Data excerpts:

++++

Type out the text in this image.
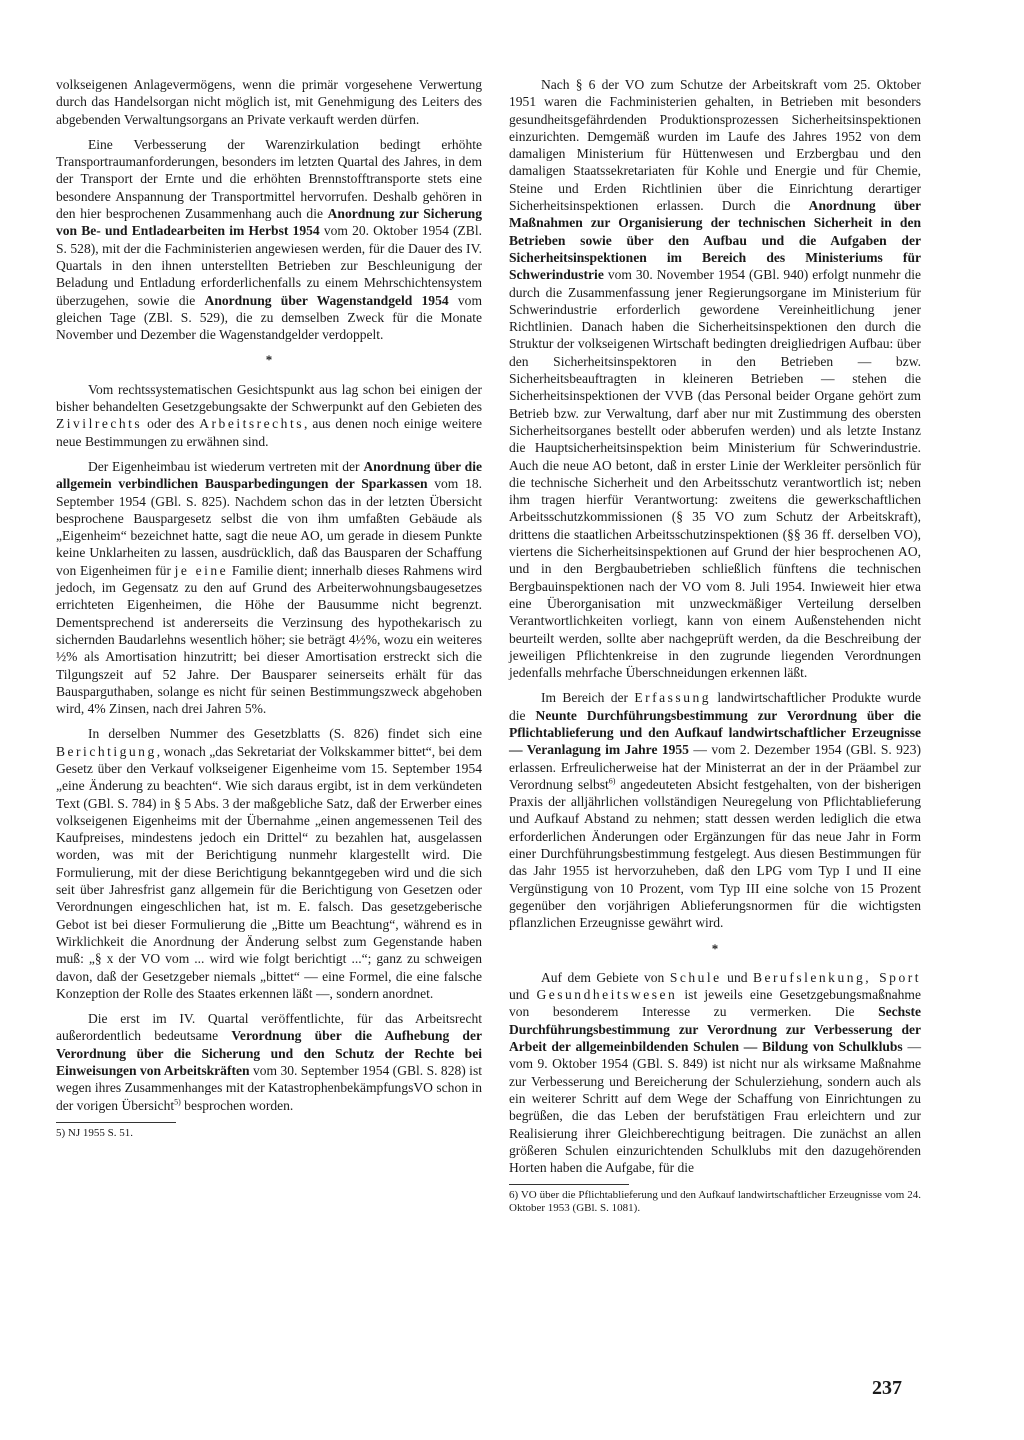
volkseigenen Anlagevermögens, wenn die primär vorgesehene Verwertung durch das Handelsorgan nicht möglich ist, mit Genehmigung des Leiters des abgebenden Verwaltungsorgans an Private verkauft werden dürfen.

Eine Verbesserung der Warenzirkulation bedingt erhöhte Transportraumanforderungen, besonders im letzten Quartal des Jahres, in dem der Transport der Ernte und die erhöhten Brennstofftransporte stets eine besondere Anspannung der Transportmittel hervorrufen. Deshalb gehören in den hier besprochenen Zusammenhang auch die Anordnung zur Sicherung von Be- und Entladearbeiten im Herbst 1954 vom 20. Oktober 1954 (ZBl. S. 528), mit der die Fachministerien angewiesen werden, für die Dauer des IV. Quartals in den ihnen unterstellten Betrieben zur Beschleunigung der Beladung und Entladung erforderlichenfalls zu einem Mehrschichtensystem überzugehen, sowie die Anordnung über Wagenstandgeld 1954 vom gleichen Tage (ZBl. S. 529), die zu demselben Zweck für die Monate November und Dezember die Wagenstandgelder verdoppelt.

*

Vom rechtssystematischen Gesichtspunkt aus lag schon bei einigen der bisher behandelten Gesetzgebungsakte der Schwerpunkt auf den Gebieten des Zivilrechts oder des Arbeitsrechts, aus denen noch einige weitere neue Bestimmungen zu erwähnen sind.

Der Eigenheimbau ist wiederum vertreten mit der Anordnung über die allgemein verbindlichen Bausparbedingungen der Sparkassen vom 18. September 1954 (GBl. S. 825). Nachdem schon das in der letzten Übersicht besprochene Bauspargesetz selbst die von ihm umfaßten Gebäude als „Eigenheim“ bezeichnet hatte, sagt die neue AO, um gerade in diesem Punkte keine Unklarheiten zu lassen, ausdrücklich, daß das Bausparen der Schaffung von Eigenheimen für je eine Familie dient; innerhalb dieses Rahmens wird jedoch, im Gegensatz zu den auf Grund des Arbeiterwohnungsbaugesetzes errichteten Eigenheimen, die Höhe der Bausumme nicht begrenzt. Dementsprechend ist andererseits die Verzinsung des hypothekarisch zu sichernden Baudarlehns wesentlich höher; sie beträgt 4½%, wozu ein weiteres ½% als Amortisation hinzutritt; bei dieser Amortisation erstreckt sich die Tilgungszeit auf 52 Jahre. Der Bausparer seinerseits erhält für das Bausparguthaben, solange es nicht für seinen Bestimmungszweck abgehoben wird, 4% Zinsen, nach drei Jahren 5%.

In derselben Nummer des Gesetzblatts (S. 826) findet sich eine Berichtigung, wonach „das Sekretariat der Volkskammer bittet“, bei dem Gesetz über den Verkauf volkseigener Eigenheime vom 15. September 1954 „eine Änderung zu beachten“. Wie sich daraus ergibt, ist in dem verkündeten Text (GBl. S. 784) in § 5 Abs. 3 der maßgebliche Satz, daß der Erwerber eines volkseigenen Eigenheims mit der Übernahme „einen angemessenen Teil des Kaufpreises, mindestens jedoch ein Drittel“ zu bezahlen hat, ausgelassen worden, was mit der Berichtigung nunmehr klargestellt wird. Die Formulierung, mit der diese Berichtigung bekanntgegeben wird und die sich seit über Jahresfrist ganz allgemein für die Berichtigung von Gesetzen oder Verordnungen eingeschlichen hat, ist m. E. falsch. Das gesetzgeberische Gebot ist bei dieser Formulierung die „Bitte um Beachtung“, während es in Wirklichkeit die Anordnung der Änderung selbst zum Gegenstande haben muß: „§ x der VO vom ... wird wie folgt berichtigt ...“; ganz zu schweigen davon, daß der Gesetzgeber niemals „bittet“ — eine Formel, die eine falsche Konzeption der Rolle des Staates erkennen läßt —, sondern anordnet.

Die erst im IV. Quartal veröffentlichte, für das Arbeitsrecht außerordentlich bedeutsame Verordnung über die Aufhebung der Verordnung über die Sicherung und den Schutz der Rechte bei Einweisungen von Arbeitskräften vom 30. September 1954 (GBl. S. 828) ist wegen ihres Zusammenhanges mit der KatastrophenbekämpfungsVO schon in der vorigen Übersicht$^{5)}$ besprochen worden.

5) NJ 1955 S. 51.

Nach § 6 der VO zum Schutze der Arbeitskraft vom 25. Oktober 1951 waren die Fachministerien gehalten, in Betrieben mit besonders gesundheitsgefährdenden Produktionsprozessen Sicherheitsinspektionen einzurichten. Demgemäß wurden im Laufe des Jahres 1952 von dem damaligen Ministerium für Hüttenwesen und Erzbergbau und den damaligen Staatssekretariaten für Kohle und Energie und für Chemie, Steine und Erden Richtlinien über die Einrichtung derartiger Sicherheitsinspektionen erlassen. Durch die Anordnung über Maßnahmen zur Organisierung der technischen Sicherheit in den Betrieben sowie über den Aufbau und die Aufgaben der Sicherheitsinspektionen im Bereich des Ministeriums für Schwerindustrie vom 30. November 1954 (GBl. 940) erfolgt nunmehr die durch die Zusammenfassung jener Regierungsorgane im Ministerium für Schwerindustrie erforderlich gewordene Vereinheitlichung jener Richtlinien. Danach haben die Sicherheitsinspektionen den durch die Struktur der volkseigenen Wirtschaft bedingten dreigliedrigen Aufbau: über den Sicherheitsinspektoren in den Betrieben — bzw. Sicherheitsbeauftragten in kleineren Betrieben — stehen die Sicherheitsinspektionen der VVB (das Personal beider Organe gehört zum Betrieb bzw. zur Verwaltung, darf aber nur mit Zustimmung des obersten Sicherheitsorganes bestellt oder abberufen werden) und als letzte Instanz die Hauptsicherheitsinspektion beim Ministerium für Schwerindustrie. Auch die neue AO betont, daß in erster Linie der Werkleiter persönlich für die technische Sicherheit und den Arbeitsschutz verantwortlich ist; neben ihm tragen hierfür Verantwortung: zweitens die gewerkschaftlichen Arbeitsschutzkommissionen (§ 35 VO zum Schutz der Arbeitskraft), drittens die staatlichen Arbeitsschutzinspektionen (§§ 36 ff. derselben VO), viertens die Sicherheitsinspektionen auf Grund der hier besprochenen AO, und in den Bergbaubetrieben schließlich fünftens die technischen Bergbauinspektionen nach der VO vom 8. Juli 1954. Inwieweit hier etwa eine Überorganisation mit unzweckmäßiger Verteilung derselben Verantwortlichkeiten vorliegt, kann von einem Außenstehenden nicht beurteilt werden, sollte aber nachgeprüft werden, da die Beschreibung der jeweiligen Pflichtenkreise in den zugrunde liegenden Verordnungen jedenfalls mehrfache Überschneidungen erkennen läßt.

Im Bereich der Erfassung landwirtschaftlicher Produkte wurde die Neunte Durchführungsbestimmung zur Verordnung über die Pflichtablieferung und den Aufkauf landwirtschaftlicher Erzeugnisse — Veranlagung im Jahre 1955 — vom 2. Dezember 1954 (GBl. S. 923) erlassen. Erfreulicherweise hat der Ministerrat an der in der Präambel zur Verordnung selbst$^{6)}$ angedeuteten Absicht festgehalten, von der bisherigen Praxis der alljährlichen vollständigen Neuregelung von Pflichtablieferung und Aufkauf Abstand zu nehmen; statt dessen werden lediglich die etwa erforderlichen Änderungen oder Ergänzungen für das neue Jahr in Form einer Durchführungsbestimmung festgelegt. Aus diesen Bestimmungen für das Jahr 1955 ist hervorzuheben, daß den LPG vom Typ I und II eine Vergünstigung von 10 Prozent, vom Typ III eine solche von 15 Prozent gegenüber den vorjährigen Ablieferungsnormen für die wichtigsten pflanzlichen Erzeugnisse gewährt wird.

*

Auf dem Gebiete von Schule und Berufslenkung, Sport und Gesundheitswesen ist jeweils eine Gesetzgebungsmaßnahme von besonderem Interesse zu vermerken. Die Sechste Durchführungsbestimmung zur Verordnung zur Verbesserung der Arbeit der allgemeinbildenden Schulen — Bildung von Schulklubs — vom 9. Oktober 1954 (GBl. S. 849) ist nicht nur als wirksame Maßnahme zur Verbesserung und Bereicherung der Schulerziehung, sondern auch als ein weiterer Schritt auf dem Wege der Schaffung von Einrichtungen zu begrüßen, die das Leben der berufstätigen Frau erleichtern und zur Realisierung ihrer Gleichberechtigung beitragen. Die zunächst an allen größeren Schulen einzurichtenden Schulklubs mit den dazugehörenden Horten haben die Aufgabe, für die

6) VO über die Pflichtablieferung und den Aufkauf landwirtschaftlicher Erzeugnisse vom 24. Oktober 1953 (GBl. S. 1081).

237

++++

Search the entries for the word "Dezember", then list each line that holds it.

| Expected answer |
Eine Verbesserung der Warenzirkulation bedingt erhöhte Transportraumanforderungen, besonders im letzten Quartal des Jahres, in dem der Transport der Ernte und die erhöhten Brennstofftransporte stets eine besondere Anspannung der Transportmittel hervorrufen. Deshalb gehören in den hier besprochenen Zusammenhang auch die Anordnung zur Sicherung von Be- und Entladearbeiten im Herbst 1954 vom 20. Oktober 1954 (ZBl. S. 528), mit der die Fachministerien angewiesen werden, für die Dauer des IV. Quartals in den ihnen unterstellten Betrieben zur Beschleunigung der Beladung und Entladung erforderlichenfalls zu einem Mehrschichtensystem überzugehen, sowie die Anordnung über Wagenstandgeld 1954 vom gleichen Tage (ZBl. S. 529), die zu demselben Zweck für die Monate November und Dezember die Wagenstandgelder verdoppelt.
Im Bereich der Erfassung landwirtschaftlicher Produkte wurde die Neunte Durchführungsbestimmung zur Verordnung über die Pflichtablieferung und den Aufkauf landwirtschaftlicher Erzeugnisse — Veranlagung im Jahre 1955 — vom 2. Dezember 1954 (GBl. S. 923) erlassen. Erfreulicherweise hat der Ministerrat an der in der Präambel zur Verordnung selbst$^{6)}$ angedeuteten Absicht festgehalten, von der bisherigen Praxis der alljährlichen vollständigen Neuregelung von Pflichtablieferung und Aufkauf Abstand zu nehmen; statt dessen werden lediglich die etwa erforderlichen Änderungen oder Ergänzungen für das neue Jahr in Form einer Durchführungsbestimmung festgelegt. Aus diesen Bestimmungen für das Jahr 1955 ist hervorzuheben, daß den LPG vom Typ I und II eine Vergünstigung von 10 Prozent, vom Typ III eine solche von 15 Prozent gegenüber den vorjährigen Ablieferungsnormen für die wichtigsten pflanzlichen Erzeugnisse gewährt wird.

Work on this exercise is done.